Figure content listings:
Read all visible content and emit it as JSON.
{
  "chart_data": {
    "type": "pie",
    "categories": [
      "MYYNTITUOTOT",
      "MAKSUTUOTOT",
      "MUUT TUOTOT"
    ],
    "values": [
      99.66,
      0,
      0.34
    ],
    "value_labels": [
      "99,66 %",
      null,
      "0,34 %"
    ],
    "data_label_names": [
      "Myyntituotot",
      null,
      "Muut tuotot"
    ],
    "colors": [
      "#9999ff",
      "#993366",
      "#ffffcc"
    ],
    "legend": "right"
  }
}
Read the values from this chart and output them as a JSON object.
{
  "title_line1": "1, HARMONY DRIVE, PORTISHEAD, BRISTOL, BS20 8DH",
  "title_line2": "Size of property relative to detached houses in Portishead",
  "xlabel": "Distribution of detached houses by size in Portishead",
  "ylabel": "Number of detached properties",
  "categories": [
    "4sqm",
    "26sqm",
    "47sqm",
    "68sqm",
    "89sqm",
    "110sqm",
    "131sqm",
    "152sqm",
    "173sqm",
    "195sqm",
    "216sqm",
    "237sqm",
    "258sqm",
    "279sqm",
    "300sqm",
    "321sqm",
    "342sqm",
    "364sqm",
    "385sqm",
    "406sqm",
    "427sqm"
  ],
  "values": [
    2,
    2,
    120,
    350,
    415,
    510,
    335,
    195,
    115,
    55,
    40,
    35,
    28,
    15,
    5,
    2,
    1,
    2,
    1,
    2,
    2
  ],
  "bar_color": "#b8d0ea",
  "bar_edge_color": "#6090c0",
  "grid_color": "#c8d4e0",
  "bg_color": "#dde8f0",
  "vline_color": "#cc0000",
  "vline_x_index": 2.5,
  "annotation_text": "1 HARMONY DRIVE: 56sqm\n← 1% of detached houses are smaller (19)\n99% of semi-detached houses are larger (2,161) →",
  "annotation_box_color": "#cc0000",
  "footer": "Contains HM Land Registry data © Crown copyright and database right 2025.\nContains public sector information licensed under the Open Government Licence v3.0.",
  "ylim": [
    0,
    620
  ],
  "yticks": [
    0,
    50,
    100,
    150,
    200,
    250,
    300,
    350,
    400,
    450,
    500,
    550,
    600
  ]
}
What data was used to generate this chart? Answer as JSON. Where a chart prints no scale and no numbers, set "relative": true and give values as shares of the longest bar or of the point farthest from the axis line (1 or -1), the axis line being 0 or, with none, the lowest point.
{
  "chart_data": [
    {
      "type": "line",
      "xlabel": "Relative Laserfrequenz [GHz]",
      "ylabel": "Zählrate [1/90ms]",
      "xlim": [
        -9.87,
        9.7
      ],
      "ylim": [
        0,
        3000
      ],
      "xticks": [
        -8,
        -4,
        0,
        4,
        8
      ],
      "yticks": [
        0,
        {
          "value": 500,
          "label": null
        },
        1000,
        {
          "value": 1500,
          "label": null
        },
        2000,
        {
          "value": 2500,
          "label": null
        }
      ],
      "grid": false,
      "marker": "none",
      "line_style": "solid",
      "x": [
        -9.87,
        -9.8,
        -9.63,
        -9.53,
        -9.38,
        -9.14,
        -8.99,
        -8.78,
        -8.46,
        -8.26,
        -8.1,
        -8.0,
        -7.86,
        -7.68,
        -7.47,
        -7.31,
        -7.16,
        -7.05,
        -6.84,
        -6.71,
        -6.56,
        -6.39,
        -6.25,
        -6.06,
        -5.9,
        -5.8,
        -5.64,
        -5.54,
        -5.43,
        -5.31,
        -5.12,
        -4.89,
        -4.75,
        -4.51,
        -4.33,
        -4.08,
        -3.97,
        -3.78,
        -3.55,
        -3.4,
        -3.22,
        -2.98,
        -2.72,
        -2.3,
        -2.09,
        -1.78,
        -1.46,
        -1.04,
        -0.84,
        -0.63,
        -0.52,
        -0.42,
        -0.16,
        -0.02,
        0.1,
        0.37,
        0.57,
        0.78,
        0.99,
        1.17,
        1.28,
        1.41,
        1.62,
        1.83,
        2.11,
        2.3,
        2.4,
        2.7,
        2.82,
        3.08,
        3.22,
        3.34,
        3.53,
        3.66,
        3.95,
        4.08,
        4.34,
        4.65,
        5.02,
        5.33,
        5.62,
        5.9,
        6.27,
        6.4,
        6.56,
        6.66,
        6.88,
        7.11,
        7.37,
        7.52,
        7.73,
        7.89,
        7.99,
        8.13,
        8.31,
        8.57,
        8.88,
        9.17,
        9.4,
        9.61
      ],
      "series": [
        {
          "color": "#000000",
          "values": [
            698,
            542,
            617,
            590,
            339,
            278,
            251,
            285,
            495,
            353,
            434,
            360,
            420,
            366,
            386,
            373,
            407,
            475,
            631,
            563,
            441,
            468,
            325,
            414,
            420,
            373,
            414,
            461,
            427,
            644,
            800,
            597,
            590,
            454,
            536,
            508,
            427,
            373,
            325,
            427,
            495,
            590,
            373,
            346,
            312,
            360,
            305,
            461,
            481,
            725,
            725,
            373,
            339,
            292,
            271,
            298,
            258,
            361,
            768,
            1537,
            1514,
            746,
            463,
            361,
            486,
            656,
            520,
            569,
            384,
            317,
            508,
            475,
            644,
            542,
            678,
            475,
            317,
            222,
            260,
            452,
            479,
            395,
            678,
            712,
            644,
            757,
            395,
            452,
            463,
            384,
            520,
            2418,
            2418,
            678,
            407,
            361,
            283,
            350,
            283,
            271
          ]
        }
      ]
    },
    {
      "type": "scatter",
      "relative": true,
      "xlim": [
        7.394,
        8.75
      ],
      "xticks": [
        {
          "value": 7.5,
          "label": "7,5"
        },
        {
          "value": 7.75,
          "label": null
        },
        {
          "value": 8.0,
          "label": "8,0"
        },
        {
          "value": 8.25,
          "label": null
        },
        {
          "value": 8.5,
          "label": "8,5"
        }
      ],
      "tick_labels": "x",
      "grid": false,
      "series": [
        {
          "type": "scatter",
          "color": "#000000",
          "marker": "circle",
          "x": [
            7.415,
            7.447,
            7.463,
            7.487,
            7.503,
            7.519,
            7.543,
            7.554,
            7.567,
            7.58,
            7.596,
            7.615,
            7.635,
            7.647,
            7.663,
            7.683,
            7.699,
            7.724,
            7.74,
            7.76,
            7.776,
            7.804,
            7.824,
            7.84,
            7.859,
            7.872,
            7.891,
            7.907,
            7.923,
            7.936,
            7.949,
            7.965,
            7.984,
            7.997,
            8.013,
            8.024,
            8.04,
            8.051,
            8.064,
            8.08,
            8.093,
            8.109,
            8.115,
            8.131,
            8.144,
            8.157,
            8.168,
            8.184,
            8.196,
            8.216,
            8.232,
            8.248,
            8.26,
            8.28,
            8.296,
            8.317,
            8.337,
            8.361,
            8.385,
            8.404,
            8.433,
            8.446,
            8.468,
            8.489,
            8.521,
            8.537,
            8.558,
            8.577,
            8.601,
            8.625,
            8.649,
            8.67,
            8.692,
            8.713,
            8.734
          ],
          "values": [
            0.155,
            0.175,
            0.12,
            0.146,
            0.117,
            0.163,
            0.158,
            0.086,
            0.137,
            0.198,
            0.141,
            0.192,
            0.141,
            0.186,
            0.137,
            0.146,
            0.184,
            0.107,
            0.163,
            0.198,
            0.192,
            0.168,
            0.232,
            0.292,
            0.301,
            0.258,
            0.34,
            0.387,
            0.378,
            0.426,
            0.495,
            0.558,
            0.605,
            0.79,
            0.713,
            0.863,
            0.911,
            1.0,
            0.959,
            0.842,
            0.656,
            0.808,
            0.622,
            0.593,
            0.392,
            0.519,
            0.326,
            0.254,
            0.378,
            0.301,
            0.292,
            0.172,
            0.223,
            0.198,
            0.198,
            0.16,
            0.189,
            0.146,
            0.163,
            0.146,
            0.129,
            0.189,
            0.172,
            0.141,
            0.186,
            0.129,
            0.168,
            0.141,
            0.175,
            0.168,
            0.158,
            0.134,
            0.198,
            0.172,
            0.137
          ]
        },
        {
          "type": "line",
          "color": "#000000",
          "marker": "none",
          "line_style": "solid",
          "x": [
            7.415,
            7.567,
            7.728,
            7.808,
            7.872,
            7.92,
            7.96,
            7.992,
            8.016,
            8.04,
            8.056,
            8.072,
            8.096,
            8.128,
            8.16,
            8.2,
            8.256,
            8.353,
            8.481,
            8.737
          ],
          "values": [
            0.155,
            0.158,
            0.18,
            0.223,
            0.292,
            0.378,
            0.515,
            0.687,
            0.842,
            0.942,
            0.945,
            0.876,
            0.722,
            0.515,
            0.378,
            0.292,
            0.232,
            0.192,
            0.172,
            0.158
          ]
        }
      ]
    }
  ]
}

Directions for this task: Give only the count of lines in the data that include the string "true".

Solution for this exercise: 2